[DOCUMENT EXTRACT]:
--- START ---
Separately on Monday, the Ministry summoned British Ambassador to Russia Nigel Casey to warn him over the implications of Foreign Minister David Cameron’s comments during his May 2 visit to Kiev about the admissibility using British weaponry to carry out strikes on Russian territory, stressing that the comments signal London’s admission of its role as a direct party to the Ukrainian crisis, and that Moscow will treat it accordingly.
“The ambassador was told that the Russian side views D. Cameron’s words as evidence of a serious escalation, and confirmation of London’s growing involvement in military operations on the side of Kiev. N. Casey was warned that the response to Ukrainian strikes using British weapons on Russian territory could include any British military facilities and equipment on the territory of Ukraine and beyond,” the ministry said.
Moscow separately summoned French Ambassador to Russia Pierre Levy “in connection with…bellicose statements by the French leadership,” and France’s growing involvement in the Ukrainian crisis.
Reading Russia’s Signals
“This is a signal to the Western leaders that they are serious. They are not bluffing,” retired US Army Lt. Col. Earl Rasmussen told Sputnik, commenting on the flurry of statements by the Russian military, the Kremlin and the Foreign Ministry about Russia missile forces’ plans to hold tactical nuclear weapons drills in the Southern Military District amid NATO threats in Ukraine.
“If the Western leaders escalate this further with direct engagement, Russia will directly engage them: and they'll destroy their forces, and potentially to protect the Russian state will, may result in tactical nuclear weapons [being used]. This is not good: this would force an escalation and eventually lead to a total nuclear war,” Rasmussen warned.
“I don't believe that Russia wants to do this. I believe they're trying to send a signal to caution the Western leaders from escalating further,” the 20-year US Army veteran-turned international and military affairs commentator added.
Unfortunately, Rasmussen warned, the hostile statements coming out of Western capitals about “getting engaged” in Ukraine if the Ukrainian front collapses serve to increase the risks of a direct clash. “This is a very, very dangerous provocation, a very dangerous escalation. I would caution Western leaders not to do that,” he urged.
“Ukraine is not a NATO ally,” Rasmussen stressed, pointing out that Kiev at best is a kind of “pseudo” ally, having received years of funding and training from NATO countries, but having no obligation from the bloc to come to its aid, much less perish in a potential flashpoint with Russia.
“But this is, very, very, dangerous escalation from the verbal rhetoric and threats from the West. And Russia's acting accordingly, basically sending a clear signal that they will be prepared, they'll be trained, they will be ready, if necessary. They don't not want to, but they will protect the Russian state,” Rasmussen summed up.
--- END ---
[JOB A]:
In the news excerpt, change "Kiev" to "Kyiv" and write out the passage from "Separately on Monday, the" up to and including "treat it accordingly.".

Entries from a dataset
--- START ---
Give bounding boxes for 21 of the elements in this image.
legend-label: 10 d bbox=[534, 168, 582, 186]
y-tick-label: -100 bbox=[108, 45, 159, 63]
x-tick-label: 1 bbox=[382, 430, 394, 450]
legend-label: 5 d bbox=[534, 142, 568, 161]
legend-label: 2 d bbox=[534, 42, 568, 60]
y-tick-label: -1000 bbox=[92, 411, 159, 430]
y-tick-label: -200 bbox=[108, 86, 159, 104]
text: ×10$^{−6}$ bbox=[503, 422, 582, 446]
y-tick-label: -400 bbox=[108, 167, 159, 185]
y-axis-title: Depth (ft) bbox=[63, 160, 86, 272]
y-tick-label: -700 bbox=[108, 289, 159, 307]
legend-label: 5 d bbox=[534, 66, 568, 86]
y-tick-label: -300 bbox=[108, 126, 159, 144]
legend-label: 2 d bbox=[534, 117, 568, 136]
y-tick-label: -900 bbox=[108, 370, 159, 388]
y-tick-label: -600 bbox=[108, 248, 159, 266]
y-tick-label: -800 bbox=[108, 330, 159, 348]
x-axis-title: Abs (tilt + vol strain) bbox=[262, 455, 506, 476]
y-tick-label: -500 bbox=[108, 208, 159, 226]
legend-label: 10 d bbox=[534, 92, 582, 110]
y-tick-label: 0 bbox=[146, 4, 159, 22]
--- END ---
[JOB B]:
Transcribe the records word for word, from their first line up to and including the line with "legend-label: 2 d bbox=[534, 42, 568, 60]".

[FULL ANSWER A]:
Separately on Monday, the Ministry summoned British Ambassador to Russia Nigel Casey to warn him over the implications of Foreign Minister David Cameron’s comments during his May 2 visit to Kyiv about the admissibility using British weaponry to carry out strikes on Russian territory, stressing that the comments signal London’s admission of its role as a direct party to the Ukrainian crisis, and that Moscow will treat it accordingly.

[FULL ANSWER B]:
Give bounding boxes for 21 of the elements in this image.
legend-label: 10 d bbox=[534, 168, 582, 186]
y-tick-label: -100 bbox=[108, 45, 159, 63]
x-tick-label: 1 bbox=[382, 430, 394, 450]
legend-label: 5 d bbox=[534, 142, 568, 161]
legend-label: 2 d bbox=[534, 42, 568, 60]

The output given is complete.